Your task is to copy the listing exactly. Drop any pictures from the copy.

● ● ●

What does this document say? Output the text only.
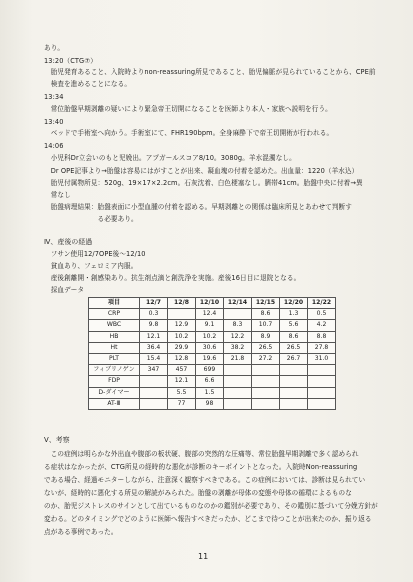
あり。
13:20（CTG⑦）
　胎児発育あること、入院時よりnon-reassuring所見であること、胎児偏脈が見られていることから、CPE前
　検査を進めることになる。
13:34
　常位胎盤早期剥離の疑いにより緊急帝王切開になることを医師より本人・家族へ説明を行う。
13:40
　ベッドで手術室へ向かう。手術室にて、FHR190bpm。全身麻酔下で帝王切開術が行われる。
14:06
　小児科Dr立会いのもと児娩出。アプガールスコア8/10。3080g。羊水混濁なし。
　Dr OPE記事より→胎盤は容易にはがすことが出来、凝血塊の付着を認めた。出血量：1220（羊水込）
　胎児付属物所見：520g、19×17×2.2cm。石灰沈着、白色梗塞なし。臍帯41cm。胎盤中央に付着→異
　常なし
　胎盤病理結果：胎盤表面に小型血腫の付着を認める。早期剥離との関係は臨床所見とあわせて判断す
　　　　　　　　る必要あり。
Ⅳ、産後の経過
　フサン使用12/7OPE後～12/10
　貧血あり、フェロミア内服。
　産後創離開・創感染あり。抗生剤点滴と創洗浄を実施。産後16日目に退院となる。
　採血データ
Ⅴ、考察
　この症例は明らかな外出血や腹部の板状硬、腹部の突然的な圧痛等、常位胎盤早期剥離で多く認められ
る症状はなかったが、CTG所見の経時的な悪化が診断のキーポイントとなった。入院時Non-reassuring
である場合、経過モニターしながら、注意深く観察すべきである。この症例においては、診断は見られてい
ないが、経時的に悪化する所見の解読がみられた。胎盤の剥離が母体の変態や母体の循環によるものな
のか、胎児ジストレスのサインとして出ているものなのかの鑑別が必要であり、その鑑別に基づいて分娩方針が
変わる。どのタイミングでどのように医師へ報告すべきだったか、どこまで待つことが出来たのか、振り返る
点がある事例であった。
項目	12/7	12/8	12/10	12/14	12/15	12/20	12/22
CRP	0.3		12.4		8.6	1.3	0.5
WBC	9.8	12.9	9.1	8.3	10.7	5.6	4.2
HB	12.1	10.2	10.2	12.2	8.9	8.6	8.8
Ht	36.4	29.9	30.6	38.2	26.5	26.5	27.8
PLT	15.4	12.8	19.6	21.8	27.2	26.7	31.0
フィブリノゲン	347	457	699				
FDP		12.1	6.6				
D-ダイマー		5.5	1.5				
AT-Ⅲ		77	98				
11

● ● ●

*Reply to the task:*
What does this document say? Output the text only.
あり。
13:20（CTG⑦）
　胎児発育あること、入院時よりnon-reassuring所見であること、胎児偏脈が見られていることから、CPE前
　検査を進めることになる。
13:34
　常位胎盤早期剥離の疑いにより緊急帝王切開になることを医師より本人・家族へ説明を行う。
13:40
　ベッドで手術室へ向かう。手術室にて、FHR190bpm。全身麻酔下で帝王切開術が行われる。
14:06
　小児科Dr立会いのもと児娩出。アプガールスコア8/10。3080g。羊水混濁なし。
　Dr OPE記事より→胎盤は容易にはがすことが出来、凝血塊の付着を認めた。出血量：1220（羊水込）
　胎児付属物所見：520g、19×17×2.2cm。石灰沈着、白色梗塞なし。臍帯41cm。胎盤中央に付着→異
　常なし
　胎盤病理結果：胎盤表面に小型血腫の付着を認める。早期剥離との関係は臨床所見とあわせて判断す
　　　　　　　　る必要あり。
Ⅳ、産後の経過
　フサン使用12/7OPE後～12/10
　貧血あり、フェロミア内服。
　産後創離開・創感染あり。抗生剤点滴と創洗浄を実施。産後16日目に退院となる。
　採血データ
Ⅴ、考察
　この症例は明らかな外出血や腹部の板状硬、腹部の突然的な圧痛等、常位胎盤早期剥離で多く認められ
る症状はなかったが、CTG所見の経時的な悪化が診断のキーポイントとなった。入院時Non-reassuring
である場合、経過モニターしながら、注意深く観察すべきである。この症例においては、診断は見られてい
ないが、経時的に悪化する所見の解読がみられた。胎盤の剥離が母体の変態や母体の循環によるものな
のか、胎児ジストレスのサインとして出ているものなのかの鑑別が必要であり、その鑑別に基づいて分娩方針が
変わる。どのタイミングでどのように医師へ報告すべきだったか、どこまで待つことが出来たのか、振り返る
点がある事例であった。
項目	12/7	12/8	12/10	12/14	12/15	12/20	12/22
CRP	0.3		12.4		8.6	1.3	0.5
WBC	9.8	12.9	9.1	8.3	10.7	5.6	4.2
HB	12.1	10.2	10.2	12.2	8.9	8.6	8.8
Ht	36.4	29.9	30.6	38.2	26.5	26.5	27.8
PLT	15.4	12.8	19.6	21.8	27.2	26.7	31.0
フィブリノゲン	347	457	699				
FDP		12.1	6.6				
D-ダイマー		5.5	1.5				
AT-Ⅲ		77	98				
11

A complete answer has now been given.